> DATA

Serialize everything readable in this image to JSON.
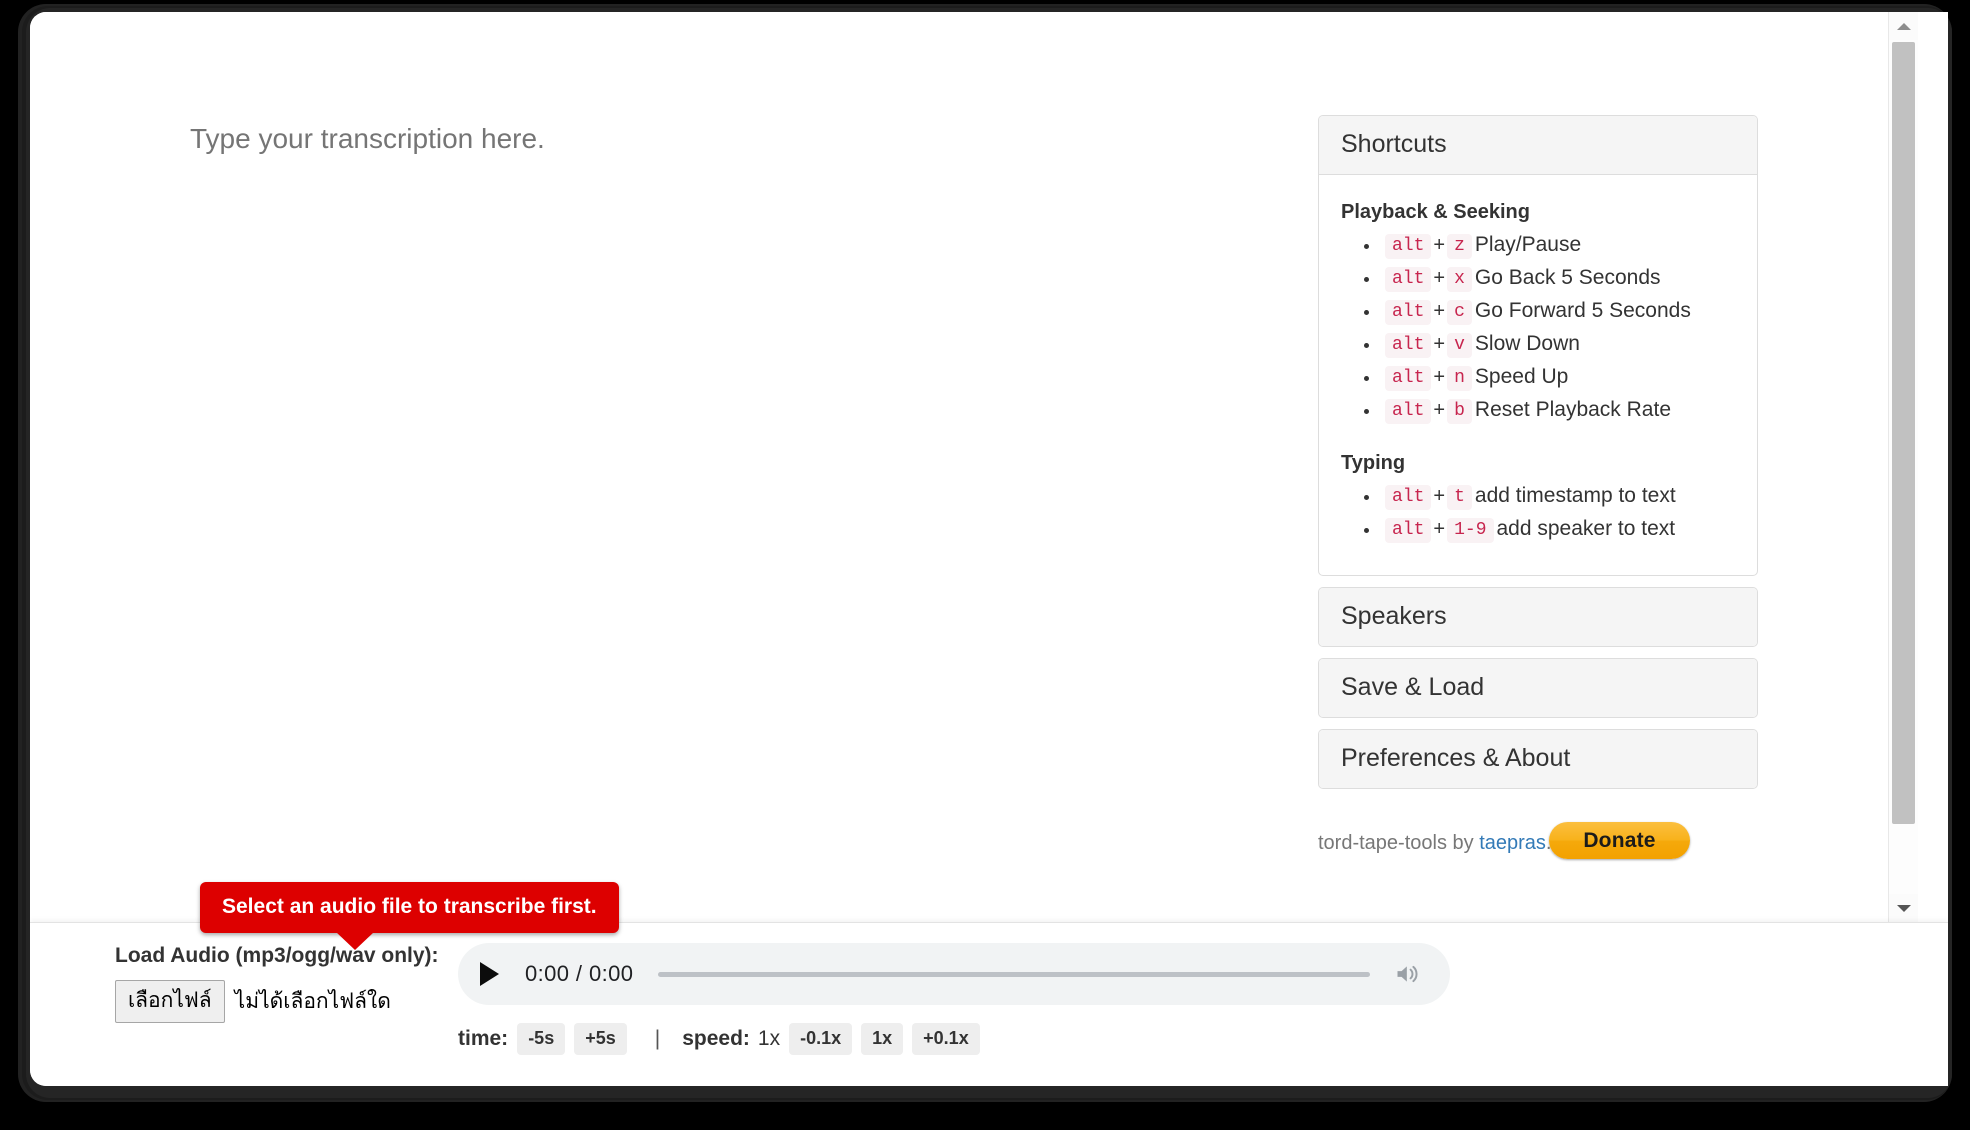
{
  "editor": {
    "placeholder": "Type your transcription here.",
    "value": ""
  },
  "sidebar": {
    "panels": [
      {
        "title": "Shortcuts",
        "expanded": true
      },
      {
        "title": "Speakers",
        "expanded": false
      },
      {
        "title": "Save & Load",
        "expanded": false
      },
      {
        "title": "Preferences & About",
        "expanded": false
      }
    ],
    "shortcuts": {
      "groups": [
        {
          "title": "Playback & Seeking",
          "items": [
            {
              "mod": "alt",
              "plus": "+",
              "key": "z",
              "desc": "Play/Pause"
            },
            {
              "mod": "alt",
              "plus": "+",
              "key": "x",
              "desc": "Go Back 5 Seconds"
            },
            {
              "mod": "alt",
              "plus": "+",
              "key": "c",
              "desc": "Go Forward 5 Seconds"
            },
            {
              "mod": "alt",
              "plus": "+",
              "key": "v",
              "desc": "Slow Down"
            },
            {
              "mod": "alt",
              "plus": "+",
              "key": "n",
              "desc": "Speed Up"
            },
            {
              "mod": "alt",
              "plus": "+",
              "key": "b",
              "desc": "Reset Playback Rate"
            }
          ]
        },
        {
          "title": "Typing",
          "items": [
            {
              "mod": "alt",
              "plus": "+",
              "key": "t",
              "desc": "add timestamp to text"
            },
            {
              "mod": "alt",
              "plus": "+",
              "key": "1-9",
              "desc": "add speaker to text"
            }
          ]
        }
      ]
    },
    "footer": {
      "credit_prefix": "tord-tape-tools by ",
      "credit_link": "taepras",
      "credit_suffix": ".",
      "donate_label": "Donate",
      "donate_color": "#f8b21c",
      "link_color": "#337ab7"
    }
  },
  "bottom_bar": {
    "tooltip": {
      "text": "Select an audio file to transcribe first.",
      "color": "#dd0000"
    },
    "load_audio_label": "Load Audio (mp3/ogg/wav only):",
    "choose_file_button": "เลือกไฟล์",
    "no_file_text": "ไม่ได้เลือกไฟล์ใด",
    "player": {
      "play_icon": "play-icon",
      "time_display": "0:00 / 0:00",
      "current_time": "0:00",
      "duration": "0:00",
      "progress_percent": 0,
      "volume_icon": "volume-high-icon"
    },
    "transport": {
      "time_label": "time:",
      "time_buttons": [
        "-5s",
        "+5s"
      ],
      "separator": "|",
      "speed_label": "speed:",
      "speed_value": "1x",
      "speed_buttons": [
        "-0.1x",
        "1x",
        "+0.1x"
      ]
    }
  },
  "scrollbar": {
    "up_icon": "chevron-up-icon",
    "down_icon": "chevron-down-icon",
    "thumb_position_percent": 0
  }
}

> WORK TO BE COMPLETED
Each line of the data is to be duplicated exactly; pictures stay out of the copy.

> SOLUTION
Serialize everything readable in this image to JSON.
{
  "editor": {
    "placeholder": "Type your transcription here.",
    "value": ""
  },
  "sidebar": {
    "panels": [
      {
        "title": "Shortcuts",
        "expanded": true
      },
      {
        "title": "Speakers",
        "expanded": false
      },
      {
        "title": "Save & Load",
        "expanded": false
      },
      {
        "title": "Preferences & About",
        "expanded": false
      }
    ],
    "shortcuts": {
      "groups": [
        {
          "title": "Playback & Seeking",
          "items": [
            {
              "mod": "alt",
              "plus": "+",
              "key": "z",
              "desc": "Play/Pause"
            },
            {
              "mod": "alt",
              "plus": "+",
              "key": "x",
              "desc": "Go Back 5 Seconds"
            },
            {
              "mod": "alt",
              "plus": "+",
              "key": "c",
              "desc": "Go Forward 5 Seconds"
            },
            {
              "mod": "alt",
              "plus": "+",
              "key": "v",
              "desc": "Slow Down"
            },
            {
              "mod": "alt",
              "plus": "+",
              "key": "n",
              "desc": "Speed Up"
            },
            {
              "mod": "alt",
              "plus": "+",
              "key": "b",
              "desc": "Reset Playback Rate"
            }
          ]
        },
        {
          "title": "Typing",
          "items": [
            {
              "mod": "alt",
              "plus": "+",
              "key": "t",
              "desc": "add timestamp to text"
            },
            {
              "mod": "alt",
              "plus": "+",
              "key": "1-9",
              "desc": "add speaker to text"
            }
          ]
        }
      ]
    },
    "footer": {
      "credit_prefix": "tord-tape-tools by ",
      "credit_link": "taepras",
      "credit_suffix": ".",
      "donate_label": "Donate",
      "donate_color": "#f8b21c",
      "link_color": "#337ab7"
    }
  },
  "bottom_bar": {
    "tooltip": {
      "text": "Select an audio file to transcribe first.",
      "color": "#dd0000"
    },
    "load_audio_label": "Load Audio (mp3/ogg/wav only):",
    "choose_file_button": "เลือกไฟล์",
    "no_file_text": "ไม่ได้เลือกไฟล์ใด",
    "player": {
      "play_icon": "play-icon",
      "time_display": "0:00 / 0:00",
      "current_time": "0:00",
      "duration": "0:00",
      "progress_percent": 0,
      "volume_icon": "volume-high-icon"
    },
    "transport": {
      "time_label": "time:",
      "time_buttons": [
        "-5s",
        "+5s"
      ],
      "separator": "|",
      "speed_label": "speed:",
      "speed_value": "1x",
      "speed_buttons": [
        "-0.1x",
        "1x",
        "+0.1x"
      ]
    }
  },
  "scrollbar": {
    "up_icon": "chevron-up-icon",
    "down_icon": "chevron-down-icon",
    "thumb_position_percent": 0
  }
}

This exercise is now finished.